- _DIRECTION_
Search the data below for "Sales"; list each line that holds it.

- _DATA PROVIDED_
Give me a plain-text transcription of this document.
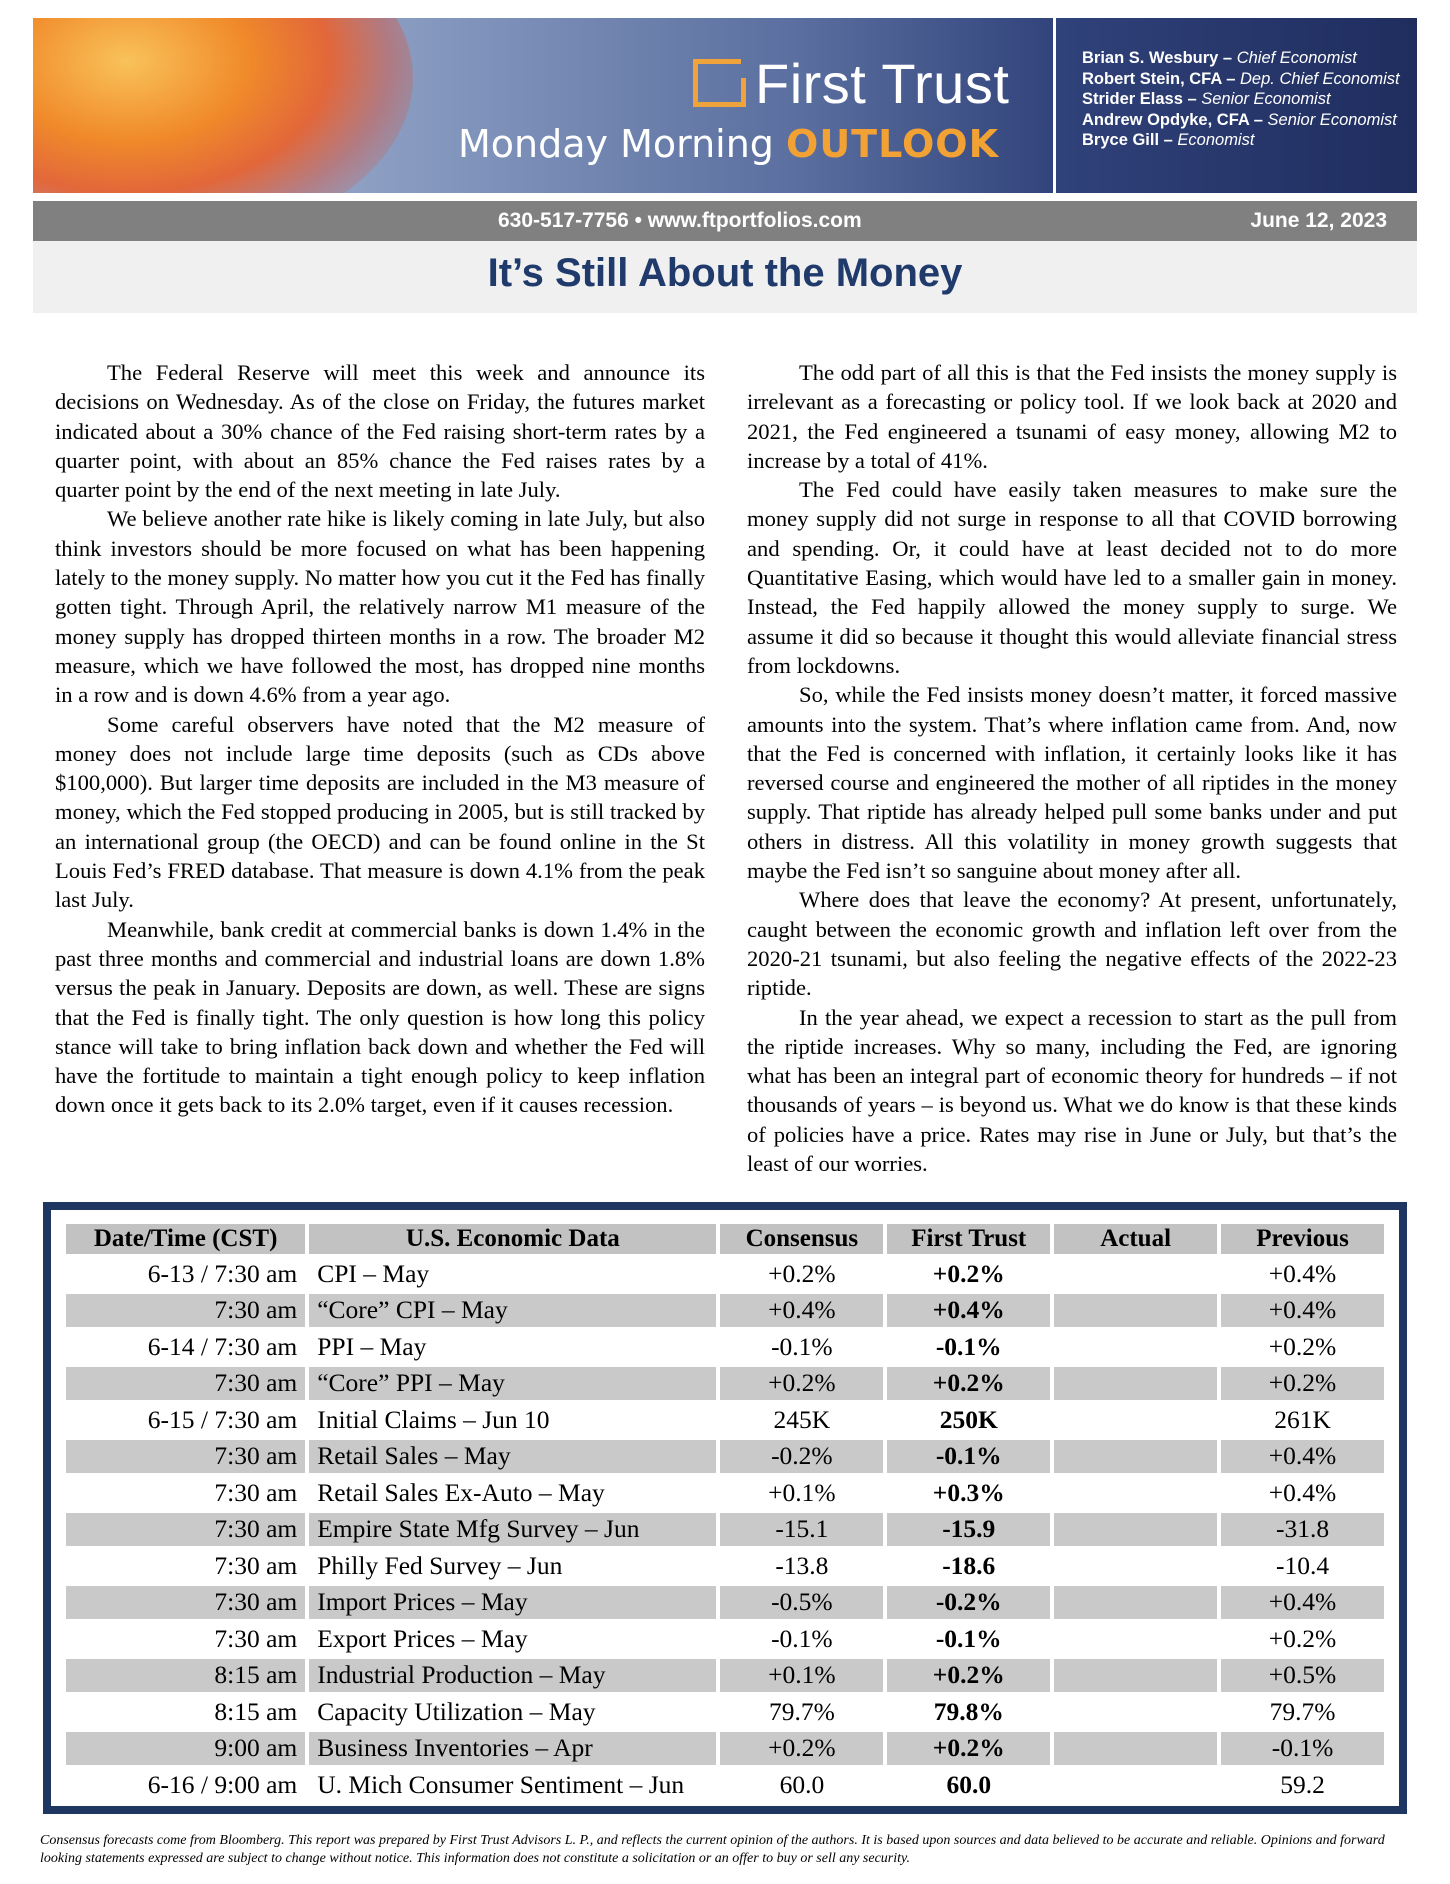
First Trust
Monday Morning OUTLOOK
Brian S. Wesbury – Chief Economist
Robert Stein, CFA – Dep. Chief Economist
Strider Elass – Senior Economist
Andrew Opdyke, CFA – Senior Economist
Bryce Gill – Economist
630-517-7756 • www.ftportfolios.com	June 12, 2023
It’s Still About the Money

The Federal Reserve will meet this week and announce its decisions on Wednesday. As of the close on Friday, the futures market indicated about a 30% chance of the Fed raising short-term rates by a quarter point, with about an 85% chance the Fed raises rates by a quarter point by the end of the next meeting in late July.

We believe another rate hike is likely coming in late July, but also think investors should be more focused on what has been happening lately to the money supply. No matter how you cut it the Fed has finally gotten tight. Through April, the relatively narrow M1 measure of the money supply has dropped thirteen months in a row. The broader M2 measure, which we have followed the most, has dropped nine months in a row and is down 4.6% from a year ago.

Some careful observers have noted that the M2 measure of money does not include large time deposits (such as CDs above $100,000). But larger time deposits are included in the M3 measure of money, which the Fed stopped producing in 2005, but is still tracked by an international group (the OECD) and can be found online in the St Louis Fed’s FRED database. That measure is down 4.1% from the peak last July.

Meanwhile, bank credit at commercial banks is down 1.4% in the past three months and commercial and industrial loans are down 1.8% versus the peak in January. Deposits are down, as well. These are signs that the Fed is finally tight. The only question is how long this policy stance will take to bring inflation back down and whether the Fed will have the fortitude to maintain a tight enough policy to keep inflation down once it gets back to its 2.0% target, even if it causes recession.

The odd part of all this is that the Fed insists the money supply is irrelevant as a forecasting or policy tool. If we look back at 2020 and 2021, the Fed engineered a tsunami of easy money, allowing M2 to increase by a total of 41%.

The Fed could have easily taken measures to make sure the money supply did not surge in response to all that COVID borrowing and spending. Or, it could have at least decided not to do more Quantitative Easing, which would have led to a smaller gain in money. Instead, the Fed happily allowed the money supply to surge. We assume it did so because it thought this would alleviate financial stress from lockdowns.

So, while the Fed insists money doesn’t matter, it forced massive amounts into the system. That’s where inflation came from. And, now that the Fed is concerned with inflation, it certainly looks like it has reversed course and engineered the mother of all riptides in the money supply. That riptide has already helped pull some banks under and put others in distress. All this volatility in money growth suggests that maybe the Fed isn’t so sanguine about money after all.

Where does that leave the economy? At present, unfortunately, caught between the economic growth and inflation left over from the 2020-21 tsunami, but also feeling the negative effects of the 2022-23 riptide.

In the year ahead, we expect a recession to start as the pull from the riptide increases. Why so many, including the Fed, are ignoring what has been an integral part of economic theory for hundreds – if not thousands of years – is beyond us. What we do know is that these kinds of policies have a price. Rates may rise in June or July, but that’s the least of our worries.

Date/Time (CST)	U.S. Economic Data	Consensus	First Trust	Actual	Previous
6-13 / 7:30 am	CPI – May	+0.2%	+0.2%		+0.4%
7:30 am	“Core” CPI – May	+0.4%	+0.4%		+0.4%
6-14 / 7:30 am	PPI – May	-0.1%	-0.1%		+0.2%
7:30 am	“Core” PPI – May	+0.2%	+0.2%		+0.2%
6-15 / 7:30 am	Initial Claims – Jun 10	245K	250K		261K
7:30 am	Retail Sales – May	-0.2%	-0.1%		+0.4%
7:30 am	Retail Sales Ex-Auto – May	+0.1%	+0.3%		+0.4%
7:30 am	Empire State Mfg Survey – Jun	-15.1	-15.9		-31.8
7:30 am	Philly Fed Survey – Jun	-13.8	-18.6		-10.4
7:30 am	Import Prices – May	-0.5%	-0.2%		+0.4%
7:30 am	Export Prices – May	-0.1%	-0.1%		+0.2%
8:15 am	Industrial Production – May	+0.1%	+0.2%		+0.5%
8:15 am	Capacity Utilization – May	79.7%	79.8%		79.7%
9:00 am	Business Inventories – Apr	+0.2%	+0.2%		-0.1%
6-16 / 9:00 am	U. Mich Consumer Sentiment – Jun	60.0	60.0		59.2
Consensus forecasts come from Bloomberg. This report was prepared by First Trust Advisors L. P., and reflects the current opinion of the authors. It is based upon sources and data believed to be accurate and reliable. Opinions and forward looking statements expressed are subject to change without notice. This information does not constitute a solicitation or an offer to buy or sell any security.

- _WRITTEN ANSWER_
7:30 am	Retail Sales – May	-0.2%	-0.1%		+0.4%
7:30 am	Retail Sales Ex-Auto – May	+0.1%	+0.3%		+0.4%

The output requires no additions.